**Required work**: Copy out the entries exactly, from the first line to the last.

Excerpt from a dataset:

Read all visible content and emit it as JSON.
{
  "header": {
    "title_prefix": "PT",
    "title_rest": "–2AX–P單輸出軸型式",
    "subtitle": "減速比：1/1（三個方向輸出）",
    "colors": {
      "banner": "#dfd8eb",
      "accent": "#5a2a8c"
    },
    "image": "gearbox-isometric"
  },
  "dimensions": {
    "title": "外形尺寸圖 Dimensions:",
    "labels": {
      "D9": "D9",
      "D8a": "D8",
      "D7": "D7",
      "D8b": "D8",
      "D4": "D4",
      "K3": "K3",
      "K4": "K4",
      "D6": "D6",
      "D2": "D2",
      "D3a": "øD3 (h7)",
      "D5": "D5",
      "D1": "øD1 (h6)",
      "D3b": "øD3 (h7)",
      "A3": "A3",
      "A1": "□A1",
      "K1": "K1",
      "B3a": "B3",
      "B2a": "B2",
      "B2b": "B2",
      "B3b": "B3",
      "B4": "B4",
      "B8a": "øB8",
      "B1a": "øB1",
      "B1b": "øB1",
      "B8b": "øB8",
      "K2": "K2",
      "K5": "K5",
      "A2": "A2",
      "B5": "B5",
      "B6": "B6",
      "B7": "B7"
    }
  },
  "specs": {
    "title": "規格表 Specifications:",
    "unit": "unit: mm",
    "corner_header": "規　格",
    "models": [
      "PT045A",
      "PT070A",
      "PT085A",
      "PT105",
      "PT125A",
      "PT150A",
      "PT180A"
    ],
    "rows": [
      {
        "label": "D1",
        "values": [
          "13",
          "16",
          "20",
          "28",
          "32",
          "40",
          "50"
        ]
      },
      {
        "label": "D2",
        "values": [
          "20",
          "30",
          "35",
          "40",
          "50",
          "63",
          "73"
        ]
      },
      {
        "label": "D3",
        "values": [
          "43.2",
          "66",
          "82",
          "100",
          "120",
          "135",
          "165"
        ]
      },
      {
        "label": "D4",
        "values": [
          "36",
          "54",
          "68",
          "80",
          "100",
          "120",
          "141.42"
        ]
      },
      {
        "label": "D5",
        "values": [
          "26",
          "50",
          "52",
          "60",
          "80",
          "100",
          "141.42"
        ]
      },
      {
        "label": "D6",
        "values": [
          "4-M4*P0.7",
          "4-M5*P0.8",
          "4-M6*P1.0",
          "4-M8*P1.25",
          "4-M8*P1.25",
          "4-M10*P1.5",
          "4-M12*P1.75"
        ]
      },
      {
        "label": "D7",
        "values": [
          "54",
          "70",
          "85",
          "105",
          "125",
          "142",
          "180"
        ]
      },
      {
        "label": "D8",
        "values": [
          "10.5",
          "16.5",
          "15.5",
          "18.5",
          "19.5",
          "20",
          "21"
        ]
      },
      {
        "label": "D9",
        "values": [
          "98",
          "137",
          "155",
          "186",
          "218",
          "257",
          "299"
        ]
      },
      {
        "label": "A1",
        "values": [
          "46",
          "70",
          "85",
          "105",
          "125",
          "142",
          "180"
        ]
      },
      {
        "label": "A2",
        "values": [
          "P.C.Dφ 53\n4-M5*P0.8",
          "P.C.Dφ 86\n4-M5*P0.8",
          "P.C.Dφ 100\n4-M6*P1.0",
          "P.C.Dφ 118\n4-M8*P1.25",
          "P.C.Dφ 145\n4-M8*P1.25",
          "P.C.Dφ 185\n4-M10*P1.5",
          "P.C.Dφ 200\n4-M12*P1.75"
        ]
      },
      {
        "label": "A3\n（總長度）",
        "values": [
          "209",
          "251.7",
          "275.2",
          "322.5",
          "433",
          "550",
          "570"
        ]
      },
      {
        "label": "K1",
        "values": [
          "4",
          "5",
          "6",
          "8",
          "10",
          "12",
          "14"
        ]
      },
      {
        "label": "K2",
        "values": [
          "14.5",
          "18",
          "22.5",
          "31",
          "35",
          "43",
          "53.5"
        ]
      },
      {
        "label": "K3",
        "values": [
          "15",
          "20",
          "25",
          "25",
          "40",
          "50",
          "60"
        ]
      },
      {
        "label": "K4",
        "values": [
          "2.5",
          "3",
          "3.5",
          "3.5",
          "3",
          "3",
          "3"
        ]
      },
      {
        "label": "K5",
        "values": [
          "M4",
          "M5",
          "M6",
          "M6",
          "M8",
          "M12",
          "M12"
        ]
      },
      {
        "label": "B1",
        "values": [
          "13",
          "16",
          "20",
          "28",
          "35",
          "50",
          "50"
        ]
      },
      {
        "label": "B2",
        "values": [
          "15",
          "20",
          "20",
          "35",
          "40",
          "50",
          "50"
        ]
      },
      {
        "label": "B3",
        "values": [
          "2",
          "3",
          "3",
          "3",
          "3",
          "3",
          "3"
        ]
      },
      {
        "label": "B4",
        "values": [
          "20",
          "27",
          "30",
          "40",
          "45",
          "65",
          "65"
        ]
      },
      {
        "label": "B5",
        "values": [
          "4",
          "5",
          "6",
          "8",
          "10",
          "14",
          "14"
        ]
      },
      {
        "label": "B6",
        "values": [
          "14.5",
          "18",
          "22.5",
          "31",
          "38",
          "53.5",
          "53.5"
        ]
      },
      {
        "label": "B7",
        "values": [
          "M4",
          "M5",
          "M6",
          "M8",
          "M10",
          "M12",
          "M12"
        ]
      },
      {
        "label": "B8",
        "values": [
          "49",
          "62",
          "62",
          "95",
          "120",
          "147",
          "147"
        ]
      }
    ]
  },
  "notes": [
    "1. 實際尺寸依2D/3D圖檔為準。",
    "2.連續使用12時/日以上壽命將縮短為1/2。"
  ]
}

**Task solution**:
Read all visible content and emit it as JSON.
{
  "header": {
    "title_prefix": "PT",
    "title_rest": "–2AX–P單輸出軸型式",
    "subtitle": "減速比：1/1（三個方向輸出）",
    "colors": {
      "banner": "#dfd8eb",
      "accent": "#5a2a8c"
    },
    "image": "gearbox-isometric"
  },
  "dimensions": {
    "title": "外形尺寸圖 Dimensions:",
    "labels": {
      "D9": "D9",
      "D8a": "D8",
      "D7": "D7",
      "D8b": "D8",
      "D4": "D4",
      "K3": "K3",
      "K4": "K4",
      "D6": "D6",
      "D2": "D2",
      "D3a": "øD3 (h7)",
      "D5": "D5",
      "D1": "øD1 (h6)",
      "D3b": "øD3 (h7)",
      "A3": "A3",
      "A1": "□A1",
      "K1": "K1",
      "B3a": "B3",
      "B2a": "B2",
      "B2b": "B2",
      "B3b": "B3",
      "B4": "B4",
      "B8a": "øB8",
      "B1a": "øB1",
      "B1b": "øB1",
      "B8b": "øB8",
      "K2": "K2",
      "K5": "K5",
      "A2": "A2",
      "B5": "B5",
      "B6": "B6",
      "B7": "B7"
    }
  },
  "specs": {
    "title": "規格表 Specifications:",
    "unit": "unit: mm",
    "corner_header": "規　格",
    "models": [
      "PT045A",
      "PT070A",
      "PT085A",
      "PT105",
      "PT125A",
      "PT150A",
      "PT180A"
    ],
    "rows": [
      {
        "label": "D1",
        "values": [
          "13",
          "16",
          "20",
          "28",
          "32",
          "40",
          "50"
        ]
      },
      {
        "label": "D2",
        "values": [
          "20",
          "30",
          "35",
          "40",
          "50",
          "63",
          "73"
        ]
      },
      {
        "label": "D3",
        "values": [
          "43.2",
          "66",
          "82",
          "100",
          "120",
          "135",
          "165"
        ]
      },
      {
        "label": "D4",
        "values": [
          "36",
          "54",
          "68",
          "80",
          "100",
          "120",
          "141.42"
        ]
      },
      {
        "label": "D5",
        "values": [
          "26",
          "50",
          "52",
          "60",
          "80",
          "100",
          "141.42"
        ]
      },
      {
        "label": "D6",
        "values": [
          "4-M4*P0.7",
          "4-M5*P0.8",
          "4-M6*P1.0",
          "4-M8*P1.25",
          "4-M8*P1.25",
          "4-M10*P1.5",
          "4-M12*P1.75"
        ]
      },
      {
        "label": "D7",
        "values": [
          "54",
          "70",
          "85",
          "105",
          "125",
          "142",
          "180"
        ]
      },
      {
        "label": "D8",
        "values": [
          "10.5",
          "16.5",
          "15.5",
          "18.5",
          "19.5",
          "20",
          "21"
        ]
      },
      {
        "label": "D9",
        "values": [
          "98",
          "137",
          "155",
          "186",
          "218",
          "257",
          "299"
        ]
      },
      {
        "label": "A1",
        "values": [
          "46",
          "70",
          "85",
          "105",
          "125",
          "142",
          "180"
        ]
      },
      {
        "label": "A2",
        "values": [
          "P.C.Dφ 53\n4-M5*P0.8",
          "P.C.Dφ 86\n4-M5*P0.8",
          "P.C.Dφ 100\n4-M6*P1.0",
          "P.C.Dφ 118\n4-M8*P1.25",
          "P.C.Dφ 145\n4-M8*P1.25",
          "P.C.Dφ 185\n4-M10*P1.5",
          "P.C.Dφ 200\n4-M12*P1.75"
        ]
      },
      {
        "label": "A3\n（總長度）",
        "values": [
          "209",
          "251.7",
          "275.2",
          "322.5",
          "433",
          "550",
          "570"
        ]
      },
      {
        "label": "K1",
        "values": [
          "4",
          "5",
          "6",
          "8",
          "10",
          "12",
          "14"
        ]
      },
      {
        "label": "K2",
        "values": [
          "14.5",
          "18",
          "22.5",
          "31",
          "35",
          "43",
          "53.5"
        ]
      },
      {
        "label": "K3",
        "values": [
          "15",
          "20",
          "25",
          "25",
          "40",
          "50",
          "60"
        ]
      },
      {
        "label": "K4",
        "values": [
          "2.5",
          "3",
          "3.5",
          "3.5",
          "3",
          "3",
          "3"
        ]
      },
      {
        "label": "K5",
        "values": [
          "M4",
          "M5",
          "M6",
          "M6",
          "M8",
          "M12",
          "M12"
        ]
      },
      {
        "label": "B1",
        "values": [
          "13",
          "16",
          "20",
          "28",
          "35",
          "50",
          "50"
        ]
      },
      {
        "label": "B2",
        "values": [
          "15",
          "20",
          "20",
          "35",
          "40",
          "50",
          "50"
        ]
      },
      {
        "label": "B3",
        "values": [
          "2",
          "3",
          "3",
          "3",
          "3",
          "3",
          "3"
        ]
      },
      {
        "label": "B4",
        "values": [
          "20",
          "27",
          "30",
          "40",
          "45",
          "65",
          "65"
        ]
      },
      {
        "label": "B5",
        "values": [
          "4",
          "5",
          "6",
          "8",
          "10",
          "14",
          "14"
        ]
      },
      {
        "label": "B6",
        "values": [
          "14.5",
          "18",
          "22.5",
          "31",
          "38",
          "53.5",
          "53.5"
        ]
      },
      {
        "label": "B7",
        "values": [
          "M4",
          "M5",
          "M6",
          "M8",
          "M10",
          "M12",
          "M12"
        ]
      },
      {
        "label": "B8",
        "values": [
          "49",
          "62",
          "62",
          "95",
          "120",
          "147",
          "147"
        ]
      }
    ]
  },
  "notes": [
    "1. 實際尺寸依2D/3D圖檔為準。",
    "2.連續使用12時/日以上壽命將縮短為1/2。"
  ]
}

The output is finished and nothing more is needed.